__AIM OF THE TASK__: Take all the material and copy it exactly.

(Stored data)
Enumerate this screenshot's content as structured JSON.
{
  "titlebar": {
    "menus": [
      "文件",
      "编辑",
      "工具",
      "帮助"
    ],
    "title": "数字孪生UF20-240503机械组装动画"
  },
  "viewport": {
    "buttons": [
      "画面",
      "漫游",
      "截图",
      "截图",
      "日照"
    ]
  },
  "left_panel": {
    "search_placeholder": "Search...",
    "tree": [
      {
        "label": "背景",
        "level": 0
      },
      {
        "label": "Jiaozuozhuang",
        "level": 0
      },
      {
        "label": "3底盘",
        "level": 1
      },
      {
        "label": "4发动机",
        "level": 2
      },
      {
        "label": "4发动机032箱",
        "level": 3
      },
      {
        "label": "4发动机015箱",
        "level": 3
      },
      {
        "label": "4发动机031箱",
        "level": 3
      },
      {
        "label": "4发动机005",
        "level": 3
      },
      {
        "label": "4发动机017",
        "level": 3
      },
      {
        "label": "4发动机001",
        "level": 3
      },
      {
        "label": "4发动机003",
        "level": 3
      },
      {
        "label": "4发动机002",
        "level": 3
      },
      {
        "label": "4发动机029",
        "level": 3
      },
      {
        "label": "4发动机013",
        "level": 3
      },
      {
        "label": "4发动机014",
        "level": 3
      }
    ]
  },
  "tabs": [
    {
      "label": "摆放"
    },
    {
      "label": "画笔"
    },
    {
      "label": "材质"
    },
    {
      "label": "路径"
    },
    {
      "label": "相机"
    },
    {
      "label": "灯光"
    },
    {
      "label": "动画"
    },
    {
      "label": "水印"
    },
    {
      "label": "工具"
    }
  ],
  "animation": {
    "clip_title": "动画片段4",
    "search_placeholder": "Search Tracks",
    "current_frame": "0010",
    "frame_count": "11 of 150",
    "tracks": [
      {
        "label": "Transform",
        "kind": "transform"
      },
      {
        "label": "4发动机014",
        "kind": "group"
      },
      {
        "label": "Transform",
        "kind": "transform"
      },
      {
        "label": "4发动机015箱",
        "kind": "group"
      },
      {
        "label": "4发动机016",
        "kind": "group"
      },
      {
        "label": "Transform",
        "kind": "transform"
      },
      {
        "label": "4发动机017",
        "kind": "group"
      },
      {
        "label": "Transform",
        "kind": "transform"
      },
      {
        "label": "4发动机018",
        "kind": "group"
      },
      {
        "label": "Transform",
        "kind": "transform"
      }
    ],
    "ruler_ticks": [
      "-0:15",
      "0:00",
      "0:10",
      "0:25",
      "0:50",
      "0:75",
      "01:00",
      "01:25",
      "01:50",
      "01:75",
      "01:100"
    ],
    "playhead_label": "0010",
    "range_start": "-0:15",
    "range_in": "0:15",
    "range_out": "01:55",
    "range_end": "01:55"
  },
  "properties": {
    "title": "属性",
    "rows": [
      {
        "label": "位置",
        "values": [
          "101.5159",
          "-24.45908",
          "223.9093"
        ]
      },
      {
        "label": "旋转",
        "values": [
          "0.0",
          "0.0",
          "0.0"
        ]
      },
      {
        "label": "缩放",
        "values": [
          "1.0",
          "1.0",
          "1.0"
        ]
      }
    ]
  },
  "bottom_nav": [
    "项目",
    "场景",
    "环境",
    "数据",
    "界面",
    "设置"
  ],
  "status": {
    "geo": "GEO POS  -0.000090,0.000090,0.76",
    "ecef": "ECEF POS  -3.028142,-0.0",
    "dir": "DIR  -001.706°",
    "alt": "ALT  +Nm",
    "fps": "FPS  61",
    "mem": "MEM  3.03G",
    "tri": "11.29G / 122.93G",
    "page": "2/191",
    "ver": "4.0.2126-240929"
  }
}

__ANSWER TO THIS PROBLEM__:
Enumerate this screenshot's content as structured JSON.
{
  "titlebar": {
    "menus": [
      "文件",
      "编辑",
      "工具",
      "帮助"
    ],
    "title": "数字孪生UF20-240503机械组装动画"
  },
  "viewport": {
    "buttons": [
      "画面",
      "漫游",
      "截图",
      "截图",
      "日照"
    ]
  },
  "left_panel": {
    "search_placeholder": "Search...",
    "tree": [
      {
        "label": "背景",
        "level": 0
      },
      {
        "label": "Jiaozuozhuang",
        "level": 0
      },
      {
        "label": "3底盘",
        "level": 1
      },
      {
        "label": "4发动机",
        "level": 2
      },
      {
        "label": "4发动机032箱",
        "level": 3
      },
      {
        "label": "4发动机015箱",
        "level": 3
      },
      {
        "label": "4发动机031箱",
        "level": 3
      },
      {
        "label": "4发动机005",
        "level": 3
      },
      {
        "label": "4发动机017",
        "level": 3
      },
      {
        "label": "4发动机001",
        "level": 3
      },
      {
        "label": "4发动机003",
        "level": 3
      },
      {
        "label": "4发动机002",
        "level": 3
      },
      {
        "label": "4发动机029",
        "level": 3
      },
      {
        "label": "4发动机013",
        "level": 3
      },
      {
        "label": "4发动机014",
        "level": 3
      }
    ]
  },
  "tabs": [
    {
      "label": "摆放"
    },
    {
      "label": "画笔"
    },
    {
      "label": "材质"
    },
    {
      "label": "路径"
    },
    {
      "label": "相机"
    },
    {
      "label": "灯光"
    },
    {
      "label": "动画"
    },
    {
      "label": "水印"
    },
    {
      "label": "工具"
    }
  ],
  "animation": {
    "clip_title": "动画片段4",
    "search_placeholder": "Search Tracks",
    "current_frame": "0010",
    "frame_count": "11 of 150",
    "tracks": [
      {
        "label": "Transform",
        "kind": "transform"
      },
      {
        "label": "4发动机014",
        "kind": "group"
      },
      {
        "label": "Transform",
        "kind": "transform"
      },
      {
        "label": "4发动机015箱",
        "kind": "group"
      },
      {
        "label": "4发动机016",
        "kind": "group"
      },
      {
        "label": "Transform",
        "kind": "transform"
      },
      {
        "label": "4发动机017",
        "kind": "group"
      },
      {
        "label": "Transform",
        "kind": "transform"
      },
      {
        "label": "4发动机018",
        "kind": "group"
      },
      {
        "label": "Transform",
        "kind": "transform"
      }
    ],
    "ruler_ticks": [
      "-0:15",
      "0:00",
      "0:10",
      "0:25",
      "0:50",
      "0:75",
      "01:00",
      "01:25",
      "01:50",
      "01:75",
      "01:100"
    ],
    "playhead_label": "0010",
    "range_start": "-0:15",
    "range_in": "0:15",
    "range_out": "01:55",
    "range_end": "01:55"
  },
  "properties": {
    "title": "属性",
    "rows": [
      {
        "label": "位置",
        "values": [
          "101.5159",
          "-24.45908",
          "223.9093"
        ]
      },
      {
        "label": "旋转",
        "values": [
          "0.0",
          "0.0",
          "0.0"
        ]
      },
      {
        "label": "缩放",
        "values": [
          "1.0",
          "1.0",
          "1.0"
        ]
      }
    ]
  },
  "bottom_nav": [
    "项目",
    "场景",
    "环境",
    "数据",
    "界面",
    "设置"
  ],
  "status": {
    "geo": "GEO POS  -0.000090,0.000090,0.76",
    "ecef": "ECEF POS  -3.028142,-0.0",
    "dir": "DIR  -001.706°",
    "alt": "ALT  +Nm",
    "fps": "FPS  61",
    "mem": "MEM  3.03G",
    "tri": "11.29G / 122.93G",
    "page": "2/191",
    "ver": "4.0.2126-240929"
  }
}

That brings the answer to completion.